» Stated problem: Return the records that follow unaltered. Omit every picture.

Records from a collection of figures
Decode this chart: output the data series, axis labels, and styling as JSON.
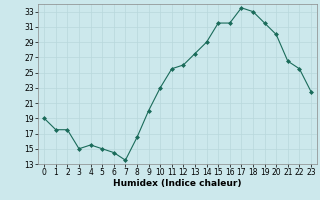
{
  "x": [
    0,
    1,
    2,
    3,
    4,
    5,
    6,
    7,
    8,
    9,
    10,
    11,
    12,
    13,
    14,
    15,
    16,
    17,
    18,
    19,
    20,
    21,
    22,
    23
  ],
  "y": [
    19,
    17.5,
    17.5,
    15,
    15.5,
    15,
    14.5,
    13.5,
    16.5,
    20,
    23,
    25.5,
    26,
    27.5,
    29,
    31.5,
    31.5,
    33.5,
    33,
    31.5,
    30,
    26.5,
    25.5,
    22.5
  ],
  "line_color": "#1a6b5a",
  "marker": "D",
  "marker_size": 2.0,
  "bg_color": "#cce8ec",
  "grid_color": "#b8d8dc",
  "xlabel": "Humidex (Indice chaleur)",
  "ylim": [
    13,
    34
  ],
  "xlim": [
    -0.5,
    23.5
  ],
  "yticks": [
    13,
    15,
    17,
    19,
    21,
    23,
    25,
    27,
    29,
    31,
    33
  ],
  "xticks": [
    0,
    1,
    2,
    3,
    4,
    5,
    6,
    7,
    8,
    9,
    10,
    11,
    12,
    13,
    14,
    15,
    16,
    17,
    18,
    19,
    20,
    21,
    22,
    23
  ],
  "tick_label_fontsize": 5.5,
  "xlabel_fontsize": 6.5
}
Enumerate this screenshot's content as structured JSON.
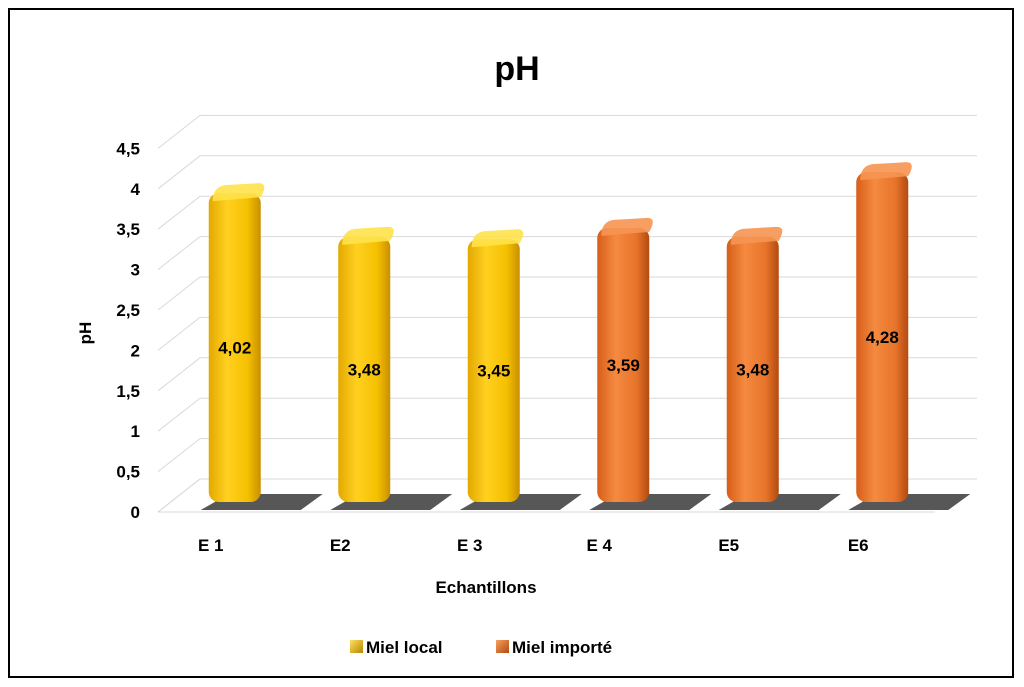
{
  "chart_data": {
    "type": "bar",
    "title": "pH",
    "xlabel": "Echantillons",
    "ylabel": "pH",
    "categories": [
      "E 1",
      "E2",
      "E 3",
      "E 4",
      "E5",
      "E6"
    ],
    "values": [
      4.02,
      3.48,
      3.45,
      3.59,
      3.48,
      4.28
    ],
    "value_labels": [
      "4,02",
      "3,48",
      "3,45",
      "3,59",
      "3,48",
      "4,28"
    ],
    "group": [
      0,
      0,
      0,
      1,
      1,
      1
    ],
    "series": [
      {
        "name": "Miel local",
        "color": "#F5C400"
      },
      {
        "name": "Miel importé",
        "color": "#E8742A"
      }
    ],
    "ylim": [
      0,
      4.5
    ],
    "yticks": [
      "0",
      "0,5",
      "1",
      "1,5",
      "2",
      "2,5",
      "3",
      "3,5",
      "4",
      "4,5"
    ],
    "grid": true,
    "legend_position": "bottom"
  }
}
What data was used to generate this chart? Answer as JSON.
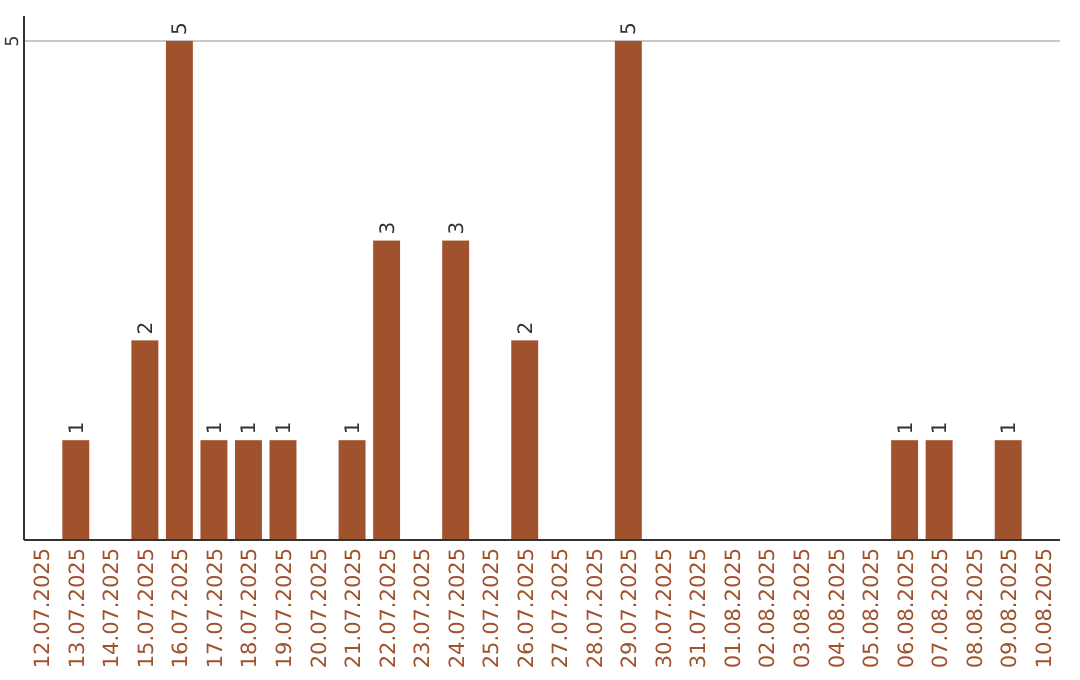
{
  "chart_data": {
    "type": "bar",
    "categories": [
      "12.07.2025",
      "13.07.2025",
      "14.07.2025",
      "15.07.2025",
      "16.07.2025",
      "17.07.2025",
      "18.07.2025",
      "19.07.2025",
      "20.07.2025",
      "21.07.2025",
      "22.07.2025",
      "23.07.2025",
      "24.07.2025",
      "25.07.2025",
      "26.07.2025",
      "27.07.2025",
      "28.07.2025",
      "29.07.2025",
      "30.07.2025",
      "31.07.2025",
      "01.08.2025",
      "02.08.2025",
      "03.08.2025",
      "04.08.2025",
      "05.08.2025",
      "06.08.2025",
      "07.08.2025",
      "08.08.2025",
      "09.08.2025",
      "10.08.2025"
    ],
    "values": [
      0,
      1,
      0,
      2,
      5,
      1,
      1,
      1,
      0,
      1,
      3,
      0,
      3,
      0,
      2,
      0,
      0,
      5,
      0,
      0,
      0,
      0,
      0,
      0,
      0,
      1,
      1,
      0,
      1,
      0
    ],
    "value_labels": [
      null,
      "1",
      null,
      "2",
      "5",
      "1",
      "1",
      "1",
      null,
      "1",
      "3",
      null,
      "3",
      null,
      "2",
      null,
      null,
      "5",
      null,
      null,
      null,
      null,
      null,
      null,
      null,
      "1",
      "1",
      null,
      "1",
      null
    ],
    "color": "#a0522d",
    "ylim": [
      0,
      5.25
    ],
    "yticks": [
      5
    ],
    "grid": "y"
  }
}
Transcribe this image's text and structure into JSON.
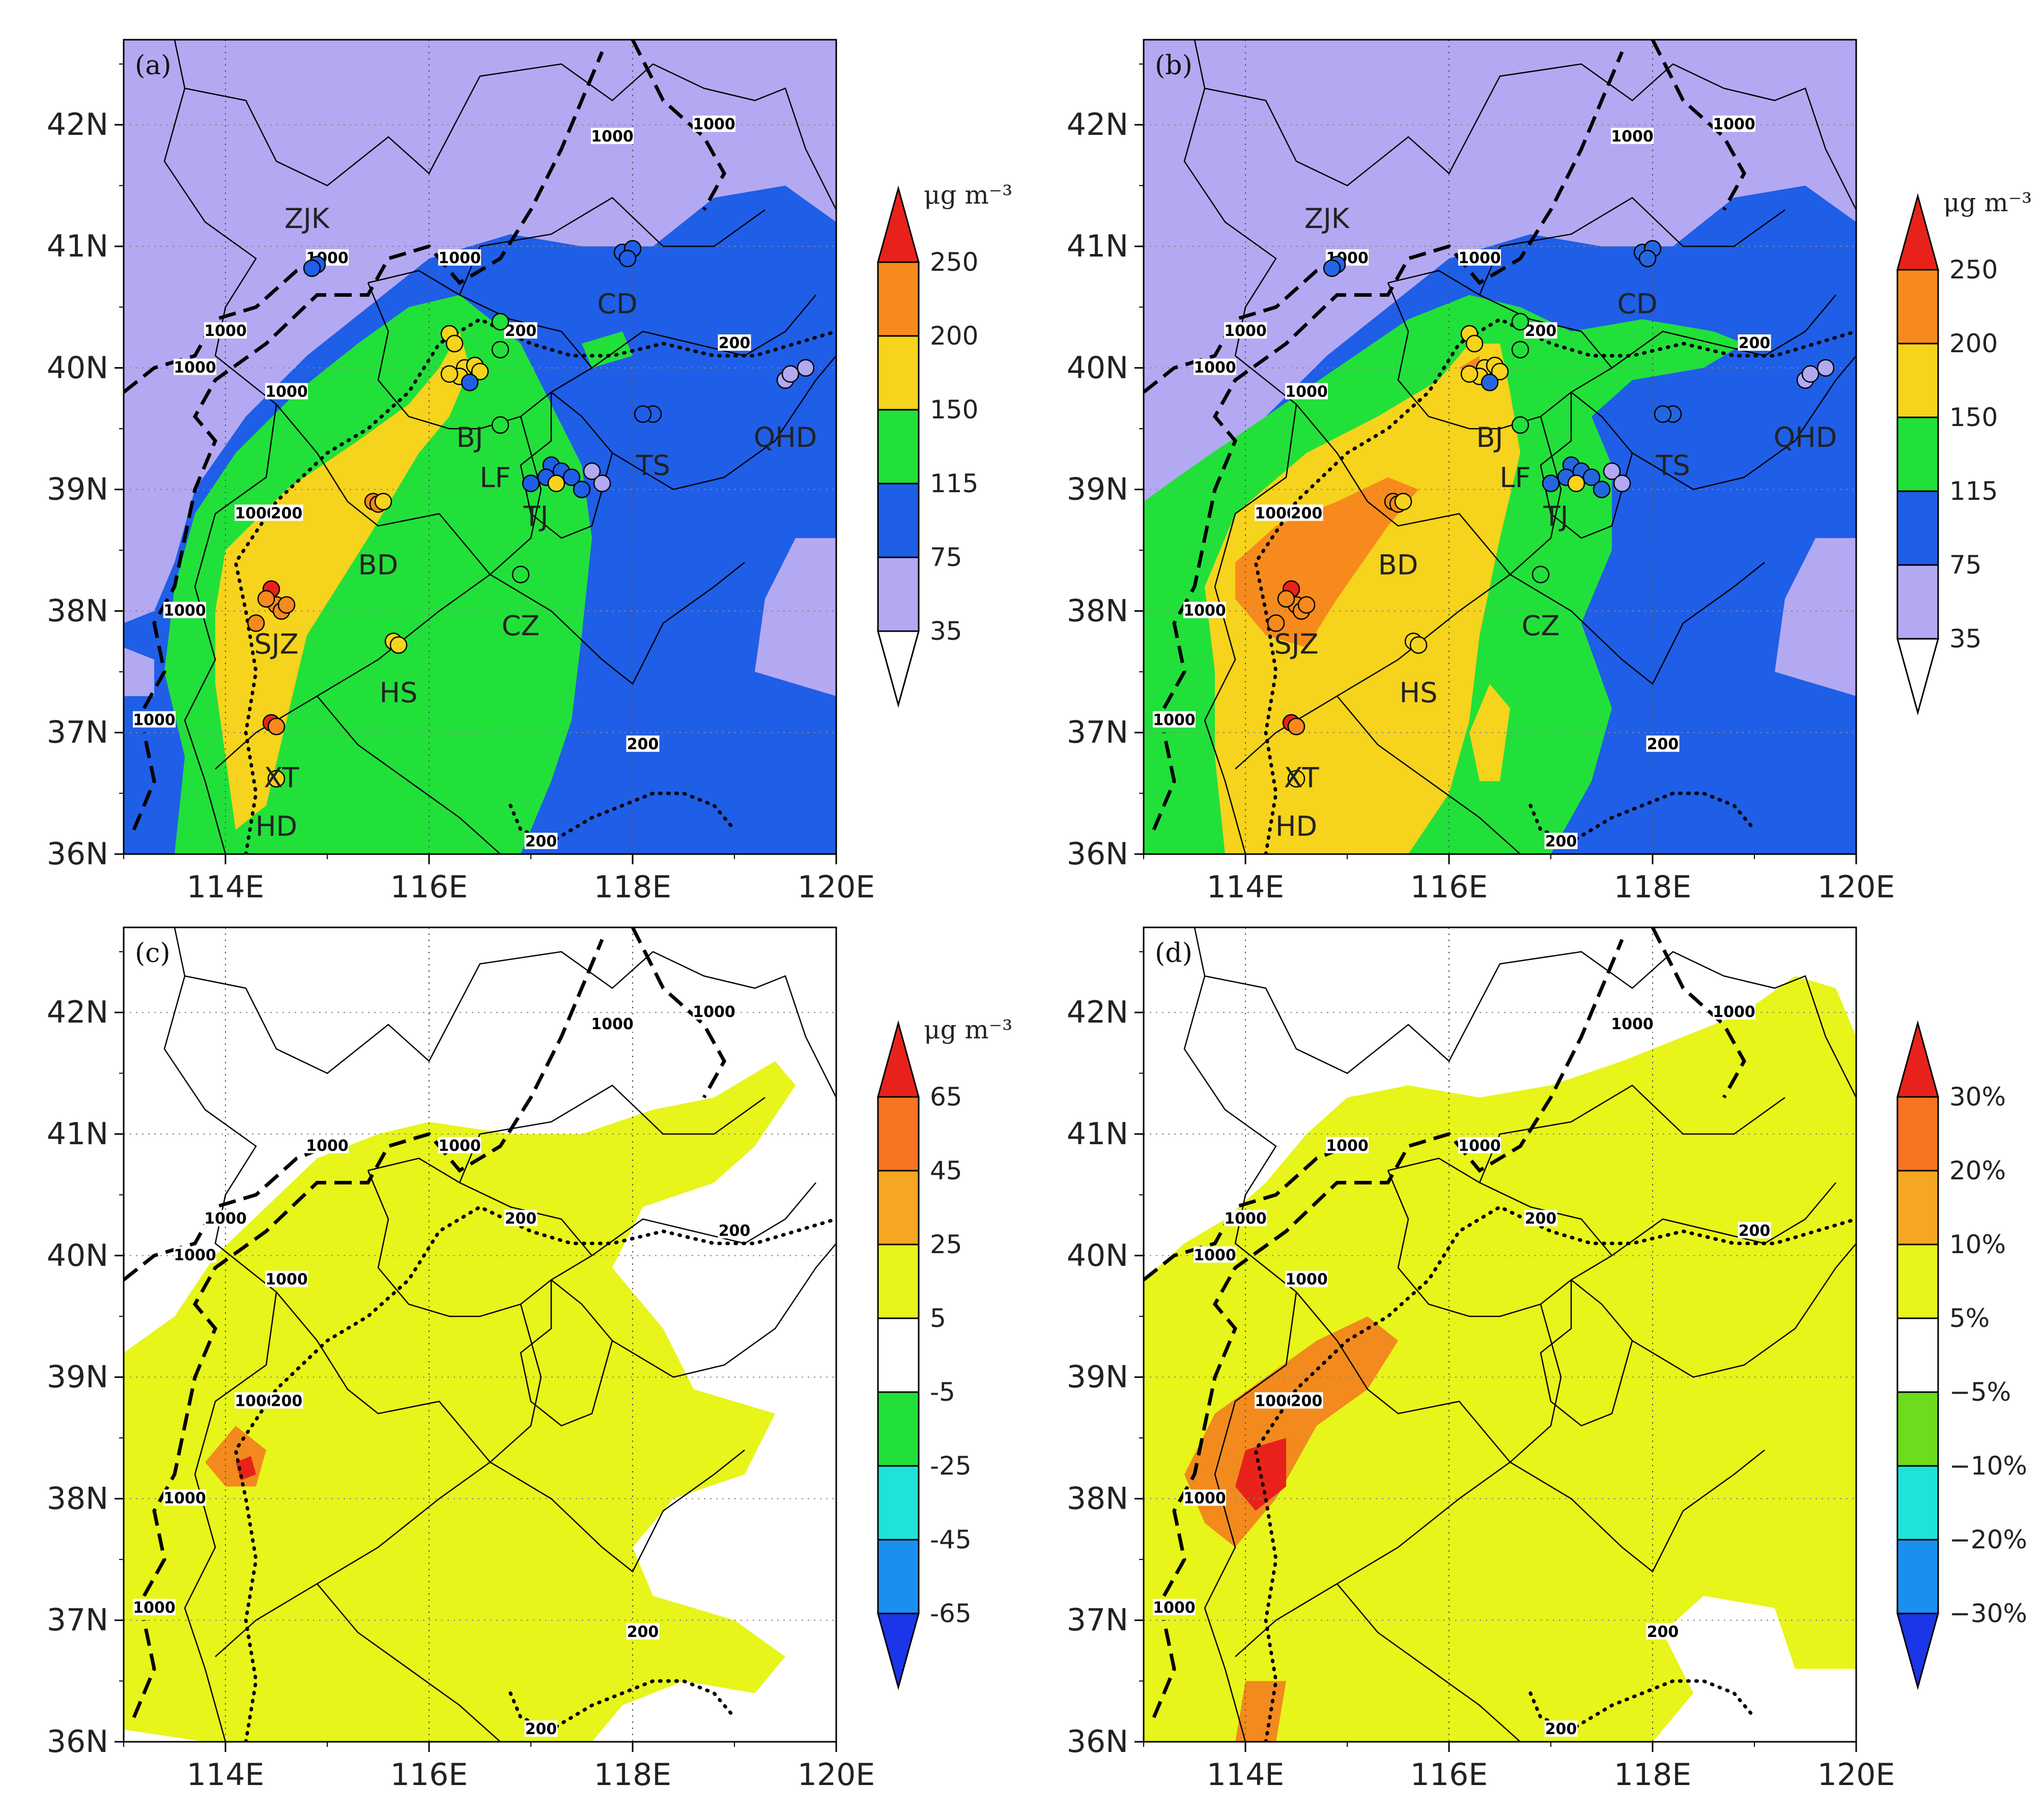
{
  "lat_labels": [
    "36N",
    "37N",
    "38N",
    "39N",
    "40N",
    "41N",
    "42N"
  ],
  "lon_labels": [
    "114E",
    "116E",
    "118E",
    "120E"
  ],
  "panels": [
    {
      "label": "(a)",
      "unit": "μg m⁻³",
      "colorbar": [
        "35",
        "75",
        "115",
        "150",
        "200",
        "250"
      ],
      "colors": [
        "#ffffff",
        "#b3a9f2",
        "#1f5ee6",
        "#22e03a",
        "#f6d31c",
        "#f78a1c",
        "#e8221a"
      ]
    },
    {
      "label": "(b)",
      "unit": "μg m⁻³",
      "colorbar": [
        "35",
        "75",
        "115",
        "150",
        "200",
        "250"
      ],
      "colors": [
        "#ffffff",
        "#b3a9f2",
        "#1f5ee6",
        "#22e03a",
        "#f6d31c",
        "#f78a1c",
        "#e8221a"
      ]
    },
    {
      "label": "(c)",
      "unit": "μg m⁻³",
      "colorbar": [
        "-65",
        "-45",
        "-25",
        "-5",
        "5",
        "25",
        "45",
        "65"
      ],
      "colors": [
        "#1b35e8",
        "#1b8ff0",
        "#1fe3d8",
        "#22e03a",
        "#ffffff",
        "#e7f51a",
        "#f6a623",
        "#f77420",
        "#e8221a"
      ]
    },
    {
      "label": "(d)",
      "unit": "",
      "colorbar": [
        "−30%",
        "−20%",
        "−10%",
        "−5%",
        "5%",
        "10%",
        "20%",
        "30%"
      ],
      "colors": [
        "#1b35e8",
        "#1b8ff0",
        "#1fe3d8",
        "#6cdc1c",
        "#ffffff",
        "#e7f51a",
        "#f6a623",
        "#f77420",
        "#e8221a"
      ]
    }
  ],
  "cities": [
    {
      "name": "ZJK",
      "lat": 40.8,
      "lon": 114.8
    },
    {
      "name": "CD",
      "lat": 40.7,
      "lon": 117.9
    },
    {
      "name": "BJ",
      "lat": 39.7,
      "lon": 116.3
    },
    {
      "name": "QHD",
      "lat": 39.7,
      "lon": 119.5
    },
    {
      "name": "TS",
      "lat": 39.4,
      "lon": 118.2
    },
    {
      "name": "LF",
      "lat": 39.3,
      "lon": 116.7
    },
    {
      "name": "TJ",
      "lat": 38.9,
      "lon": 117.2
    },
    {
      "name": "BD",
      "lat": 38.6,
      "lon": 115.5
    },
    {
      "name": "CZ",
      "lat": 38.0,
      "lon": 116.9
    },
    {
      "name": "SJZ",
      "lat": 37.8,
      "lon": 114.5
    },
    {
      "name": "HS",
      "lat": 37.5,
      "lon": 115.7
    },
    {
      "name": "XT",
      "lat": 36.8,
      "lon": 114.5
    },
    {
      "name": "HD",
      "lat": 36.4,
      "lon": 114.5
    }
  ],
  "contour_labels": [
    "1000",
    "1000",
    "1000",
    "1000",
    "1000",
    "1000",
    "1000",
    "1000",
    "200",
    "200",
    "200",
    "200"
  ],
  "colors": {
    "plateau": "#b3a9f2",
    "blue": "#1f5ee6",
    "green": "#22e03a",
    "yellow": "#f6d31c",
    "orange": "#f78a1c",
    "red": "#e8221a",
    "lime": "#e7f51a",
    "dorange": "#f6a623"
  }
}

» Finished answer:
Decode this chart: output the data series, axis labels, and styling as JSON.
{
  "x": [
    0,
    1,
    2,
    3,
    4,
    5,
    6,
    7,
    8,
    9,
    10,
    11,
    12,
    13,
    14,
    15,
    16,
    17,
    18,
    19,
    20,
    21,
    22,
    23
  ],
  "y": [
    19,
    17.5,
    17.5,
    15,
    15.5,
    15,
    14.5,
    13.5,
    16.5,
    20,
    23,
    25.5,
    26,
    27.5,
    29,
    31.5,
    31.5,
    33.5,
    33,
    31.5,
    30,
    26.5,
    25.5,
    22.5
  ],
  "line_color": "#1a6b5a",
  "marker": "D",
  "marker_size": 2.0,
  "bg_color": "#cce8ec",
  "grid_color": "#b8d8dc",
  "xlabel": "Humidex (Indice chaleur)",
  "ylim": [
    13,
    34
  ],
  "xlim": [
    -0.5,
    23.5
  ],
  "yticks": [
    13,
    15,
    17,
    19,
    21,
    23,
    25,
    27,
    29,
    31,
    33
  ],
  "xticks": [
    0,
    1,
    2,
    3,
    4,
    5,
    6,
    7,
    8,
    9,
    10,
    11,
    12,
    13,
    14,
    15,
    16,
    17,
    18,
    19,
    20,
    21,
    22,
    23
  ],
  "tick_label_fontsize": 5.5,
  "xlabel_fontsize": 6.5
}
Enumerate this screenshot's content as structured JSON.
{
  "chart_data": {
    "type": "bar",
    "title": "pH",
    "xlabel": "Echantillons",
    "ylabel": "pH",
    "categories": [
      "E 1",
      "E2",
      "E 3",
      "E 4",
      "E5",
      "E6"
    ],
    "values": [
      4.02,
      3.48,
      3.45,
      3.59,
      3.48,
      4.28
    ],
    "value_labels": [
      "4,02",
      "3,48",
      "3,45",
      "3,59",
      "3,48",
      "4,28"
    ],
    "group": [
      0,
      0,
      0,
      1,
      1,
      1
    ],
    "series": [
      {
        "name": "Miel local",
        "color": "#F5C400"
      },
      {
        "name": "Miel importé",
        "color": "#E8742A"
      }
    ],
    "ylim": [
      0,
      4.5
    ],
    "yticks": [
      "0",
      "0,5",
      "1",
      "1,5",
      "2",
      "2,5",
      "3",
      "3,5",
      "4",
      "4,5"
    ],
    "grid": true,
    "legend_position": "bottom"
  }
}
What data was used to generate this chart? Answer as JSON.
{
  "chart_data": {
    "type": "bar",
    "categories": [
      "12.07.2025",
      "13.07.2025",
      "14.07.2025",
      "15.07.2025",
      "16.07.2025",
      "17.07.2025",
      "18.07.2025",
      "19.07.2025",
      "20.07.2025",
      "21.07.2025",
      "22.07.2025",
      "23.07.2025",
      "24.07.2025",
      "25.07.2025",
      "26.07.2025",
      "27.07.2025",
      "28.07.2025",
      "29.07.2025",
      "30.07.2025",
      "31.07.2025",
      "01.08.2025",
      "02.08.2025",
      "03.08.2025",
      "04.08.2025",
      "05.08.2025",
      "06.08.2025",
      "07.08.2025",
      "08.08.2025",
      "09.08.2025",
      "10.08.2025"
    ],
    "values": [
      0,
      1,
      0,
      2,
      5,
      1,
      1,
      1,
      0,
      1,
      3,
      0,
      3,
      0,
      2,
      0,
      0,
      5,
      0,
      0,
      0,
      0,
      0,
      0,
      0,
      1,
      1,
      0,
      1,
      0
    ],
    "value_labels": [
      null,
      "1",
      null,
      "2",
      "5",
      "1",
      "1",
      "1",
      null,
      "1",
      "3",
      null,
      "3",
      null,
      "2",
      null,
      null,
      "5",
      null,
      null,
      null,
      null,
      null,
      null,
      null,
      "1",
      "1",
      null,
      "1",
      null
    ],
    "color": "#a0522d",
    "ylim": [
      0,
      5.25
    ],
    "yticks": [
      5
    ],
    "grid": "y"
  }
}
Transcribe this image's text and structure into JSON.
{
  "lat_labels": [
    "36N",
    "37N",
    "38N",
    "39N",
    "40N",
    "41N",
    "42N"
  ],
  "lon_labels": [
    "114E",
    "116E",
    "118E",
    "120E"
  ],
  "panels": [
    {
      "label": "(a)",
      "unit": "μg m⁻³",
      "colorbar": [
        "35",
        "75",
        "115",
        "150",
        "200",
        "250"
      ],
      "colors": [
        "#ffffff",
        "#b3a9f2",
        "#1f5ee6",
        "#22e03a",
        "#f6d31c",
        "#f78a1c",
        "#e8221a"
      ]
    },
    {
      "label": "(b)",
      "unit": "μg m⁻³",
      "colorbar": [
        "35",
        "75",
        "115",
        "150",
        "200",
        "250"
      ],
      "colors": [
        "#ffffff",
        "#b3a9f2",
        "#1f5ee6",
        "#22e03a",
        "#f6d31c",
        "#f78a1c",
        "#e8221a"
      ]
    },
    {
      "label": "(c)",
      "unit": "μg m⁻³",
      "colorbar": [
        "-65",
        "-45",
        "-25",
        "-5",
        "5",
        "25",
        "45",
        "65"
      ],
      "colors": [
        "#1b35e8",
        "#1b8ff0",
        "#1fe3d8",
        "#22e03a",
        "#ffffff",
        "#e7f51a",
        "#f6a623",
        "#f77420",
        "#e8221a"
      ]
    },
    {
      "label": "(d)",
      "unit": "",
      "colorbar": [
        "−30%",
        "−20%",
        "−10%",
        "−5%",
        "5%",
        "10%",
        "20%",
        "30%"
      ],
      "colors": [
        "#1b35e8",
        "#1b8ff0",
        "#1fe3d8",
        "#6cdc1c",
        "#ffffff",
        "#e7f51a",
        "#f6a623",
        "#f77420",
        "#e8221a"
      ]
    }
  ],
  "cities": [
    {
      "name": "ZJK",
      "lat": 40.8,
      "lon": 114.8
    },
    {
      "name": "CD",
      "lat": 40.7,
      "lon": 117.9
    },
    {
      "name": "BJ",
      "lat": 39.7,
      "lon": 116.3
    },
    {
      "name": "QHD",
      "lat": 39.7,
      "lon": 119.5
    },
    {
      "name": "TS",
      "lat": 39.4,
      "lon": 118.2
    },
    {
      "name": "LF",
      "lat": 39.3,
      "lon": 116.7
    },
    {
      "name": "TJ",
      "lat": 38.9,
      "lon": 117.2
    },
    {
      "name": "BD",
      "lat": 38.6,
      "lon": 115.5
    },
    {
      "name": "CZ",
      "lat": 38.0,
      "lon": 116.9
    },
    {
      "name": "SJZ",
      "lat": 37.8,
      "lon": 114.5
    },
    {
      "name": "HS",
      "lat": 37.5,
      "lon": 115.7
    },
    {
      "name": "XT",
      "lat": 36.8,
      "lon": 114.5
    },
    {
      "name": "HD",
      "lat": 36.4,
      "lon": 114.5
    }
  ],
  "contour_labels": [
    "1000",
    "1000",
    "1000",
    "1000",
    "1000",
    "1000",
    "1000",
    "1000",
    "200",
    "200",
    "200",
    "200"
  ],
  "colors": {
    "plateau": "#b3a9f2",
    "blue": "#1f5ee6",
    "green": "#22e03a",
    "yellow": "#f6d31c",
    "orange": "#f78a1c",
    "red": "#e8221a",
    "lime": "#e7f51a",
    "dorange": "#f6a623"
  }
}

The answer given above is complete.